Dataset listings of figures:

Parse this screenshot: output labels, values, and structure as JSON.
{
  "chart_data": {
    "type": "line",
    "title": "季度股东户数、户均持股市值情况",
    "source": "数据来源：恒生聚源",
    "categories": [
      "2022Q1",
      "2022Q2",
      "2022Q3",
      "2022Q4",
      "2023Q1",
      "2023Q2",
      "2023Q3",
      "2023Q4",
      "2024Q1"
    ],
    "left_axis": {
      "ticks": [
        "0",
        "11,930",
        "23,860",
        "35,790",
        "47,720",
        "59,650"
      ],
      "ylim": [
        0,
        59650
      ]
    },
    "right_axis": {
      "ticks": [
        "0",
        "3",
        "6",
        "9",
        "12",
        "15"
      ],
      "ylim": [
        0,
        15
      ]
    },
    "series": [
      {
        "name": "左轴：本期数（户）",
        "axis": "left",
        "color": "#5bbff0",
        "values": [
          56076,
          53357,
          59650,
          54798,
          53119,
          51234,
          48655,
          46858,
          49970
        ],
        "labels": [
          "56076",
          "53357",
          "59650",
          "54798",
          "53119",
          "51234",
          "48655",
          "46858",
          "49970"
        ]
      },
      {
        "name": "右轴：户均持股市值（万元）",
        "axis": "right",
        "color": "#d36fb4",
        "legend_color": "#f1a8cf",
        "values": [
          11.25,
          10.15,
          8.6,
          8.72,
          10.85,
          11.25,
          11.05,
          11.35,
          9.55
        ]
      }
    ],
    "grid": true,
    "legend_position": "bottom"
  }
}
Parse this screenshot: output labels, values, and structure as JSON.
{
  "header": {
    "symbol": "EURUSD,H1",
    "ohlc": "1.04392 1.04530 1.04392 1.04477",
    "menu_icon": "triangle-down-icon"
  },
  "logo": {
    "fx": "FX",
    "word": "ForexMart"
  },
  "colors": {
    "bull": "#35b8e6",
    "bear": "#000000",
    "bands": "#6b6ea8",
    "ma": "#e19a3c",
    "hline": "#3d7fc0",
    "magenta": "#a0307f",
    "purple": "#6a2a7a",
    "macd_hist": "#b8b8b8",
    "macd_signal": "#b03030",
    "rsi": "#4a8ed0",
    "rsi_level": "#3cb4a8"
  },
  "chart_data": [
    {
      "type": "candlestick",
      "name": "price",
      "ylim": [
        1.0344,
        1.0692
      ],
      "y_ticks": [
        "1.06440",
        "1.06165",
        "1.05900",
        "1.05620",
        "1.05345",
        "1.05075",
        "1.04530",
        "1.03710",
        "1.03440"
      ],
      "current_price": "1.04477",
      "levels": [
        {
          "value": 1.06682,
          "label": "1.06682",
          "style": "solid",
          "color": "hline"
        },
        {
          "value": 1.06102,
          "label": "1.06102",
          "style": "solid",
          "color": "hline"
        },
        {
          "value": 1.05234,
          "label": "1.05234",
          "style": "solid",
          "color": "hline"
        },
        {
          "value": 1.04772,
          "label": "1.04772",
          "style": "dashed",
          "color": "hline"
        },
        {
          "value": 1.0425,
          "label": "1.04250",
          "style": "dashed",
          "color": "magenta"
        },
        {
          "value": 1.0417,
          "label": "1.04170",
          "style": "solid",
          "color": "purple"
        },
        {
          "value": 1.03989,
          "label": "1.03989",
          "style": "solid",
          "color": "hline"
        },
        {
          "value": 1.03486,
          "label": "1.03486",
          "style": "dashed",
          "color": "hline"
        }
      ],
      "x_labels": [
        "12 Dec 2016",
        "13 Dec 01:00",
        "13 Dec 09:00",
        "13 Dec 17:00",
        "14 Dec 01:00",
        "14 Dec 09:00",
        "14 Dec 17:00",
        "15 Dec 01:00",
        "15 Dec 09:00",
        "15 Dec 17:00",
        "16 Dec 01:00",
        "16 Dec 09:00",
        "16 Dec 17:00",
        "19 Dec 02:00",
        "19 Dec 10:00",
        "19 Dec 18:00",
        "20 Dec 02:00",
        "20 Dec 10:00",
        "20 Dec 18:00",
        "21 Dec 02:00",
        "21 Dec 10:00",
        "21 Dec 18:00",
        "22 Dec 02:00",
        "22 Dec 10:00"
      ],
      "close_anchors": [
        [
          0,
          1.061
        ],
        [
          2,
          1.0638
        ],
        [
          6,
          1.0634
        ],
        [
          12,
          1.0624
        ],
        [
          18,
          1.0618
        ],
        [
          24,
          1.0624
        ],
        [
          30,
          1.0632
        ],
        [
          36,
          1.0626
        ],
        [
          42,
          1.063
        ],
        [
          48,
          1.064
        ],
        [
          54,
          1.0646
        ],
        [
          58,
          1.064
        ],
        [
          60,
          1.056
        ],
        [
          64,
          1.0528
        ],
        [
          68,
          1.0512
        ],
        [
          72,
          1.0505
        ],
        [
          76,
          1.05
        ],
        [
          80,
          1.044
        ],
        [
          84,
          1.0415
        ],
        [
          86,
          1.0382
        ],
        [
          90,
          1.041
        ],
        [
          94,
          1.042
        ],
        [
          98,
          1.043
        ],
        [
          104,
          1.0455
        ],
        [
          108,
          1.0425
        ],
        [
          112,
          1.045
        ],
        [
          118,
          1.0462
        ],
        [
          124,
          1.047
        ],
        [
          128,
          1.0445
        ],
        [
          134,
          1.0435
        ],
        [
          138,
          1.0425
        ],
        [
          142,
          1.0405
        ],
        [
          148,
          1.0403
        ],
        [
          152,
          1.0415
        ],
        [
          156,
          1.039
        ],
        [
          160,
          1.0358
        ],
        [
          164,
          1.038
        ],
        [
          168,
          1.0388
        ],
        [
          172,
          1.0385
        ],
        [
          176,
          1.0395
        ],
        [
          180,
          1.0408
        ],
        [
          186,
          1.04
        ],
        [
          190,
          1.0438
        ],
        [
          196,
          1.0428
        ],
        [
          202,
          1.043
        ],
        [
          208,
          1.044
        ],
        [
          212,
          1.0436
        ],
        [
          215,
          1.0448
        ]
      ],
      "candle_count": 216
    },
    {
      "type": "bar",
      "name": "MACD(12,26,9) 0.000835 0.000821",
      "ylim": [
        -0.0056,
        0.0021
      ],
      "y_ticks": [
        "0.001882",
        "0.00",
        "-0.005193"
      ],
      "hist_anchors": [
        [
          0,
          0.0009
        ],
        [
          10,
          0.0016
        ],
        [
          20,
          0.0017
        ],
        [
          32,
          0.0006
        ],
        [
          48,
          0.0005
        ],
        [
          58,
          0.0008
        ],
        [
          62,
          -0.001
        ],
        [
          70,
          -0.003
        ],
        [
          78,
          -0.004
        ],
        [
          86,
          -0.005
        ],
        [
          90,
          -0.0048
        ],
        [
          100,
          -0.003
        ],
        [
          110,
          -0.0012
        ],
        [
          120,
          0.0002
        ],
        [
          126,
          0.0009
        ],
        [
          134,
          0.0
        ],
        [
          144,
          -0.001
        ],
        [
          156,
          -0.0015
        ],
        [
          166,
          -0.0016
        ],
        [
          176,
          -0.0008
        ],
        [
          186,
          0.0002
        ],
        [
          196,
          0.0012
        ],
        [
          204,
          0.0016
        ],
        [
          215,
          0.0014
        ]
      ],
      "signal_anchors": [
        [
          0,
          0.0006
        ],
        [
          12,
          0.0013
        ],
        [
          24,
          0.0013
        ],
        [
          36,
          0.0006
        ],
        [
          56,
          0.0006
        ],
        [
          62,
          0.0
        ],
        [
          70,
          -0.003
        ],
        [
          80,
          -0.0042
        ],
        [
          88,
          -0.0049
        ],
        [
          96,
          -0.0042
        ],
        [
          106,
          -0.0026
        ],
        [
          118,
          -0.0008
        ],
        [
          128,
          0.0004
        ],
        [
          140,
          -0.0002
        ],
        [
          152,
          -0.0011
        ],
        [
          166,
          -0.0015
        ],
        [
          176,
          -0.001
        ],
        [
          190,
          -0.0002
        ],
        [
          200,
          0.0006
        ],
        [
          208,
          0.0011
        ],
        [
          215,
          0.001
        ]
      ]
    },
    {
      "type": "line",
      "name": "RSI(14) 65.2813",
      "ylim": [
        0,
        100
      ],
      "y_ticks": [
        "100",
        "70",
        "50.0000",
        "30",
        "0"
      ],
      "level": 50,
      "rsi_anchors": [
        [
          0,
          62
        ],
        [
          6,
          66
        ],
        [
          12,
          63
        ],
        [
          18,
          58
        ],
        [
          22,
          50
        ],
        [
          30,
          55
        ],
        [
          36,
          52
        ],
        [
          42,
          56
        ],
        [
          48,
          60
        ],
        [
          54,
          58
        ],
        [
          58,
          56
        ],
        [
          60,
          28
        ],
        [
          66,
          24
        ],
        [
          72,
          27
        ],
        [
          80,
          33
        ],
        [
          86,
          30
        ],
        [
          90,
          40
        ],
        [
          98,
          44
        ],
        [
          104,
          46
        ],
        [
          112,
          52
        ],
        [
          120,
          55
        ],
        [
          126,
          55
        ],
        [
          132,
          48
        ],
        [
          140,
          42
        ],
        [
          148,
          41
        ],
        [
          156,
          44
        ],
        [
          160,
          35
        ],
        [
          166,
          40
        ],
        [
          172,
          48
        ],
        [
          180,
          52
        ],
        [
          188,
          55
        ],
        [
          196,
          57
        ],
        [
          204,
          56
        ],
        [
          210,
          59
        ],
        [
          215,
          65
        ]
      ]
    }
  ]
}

▸ **Written exercise**:
Copy each line that holds the word "type".

▸ **Right answer**:
    "type": "line",
      "type": "candlestick",
      "type": "bar",
      "type": "line",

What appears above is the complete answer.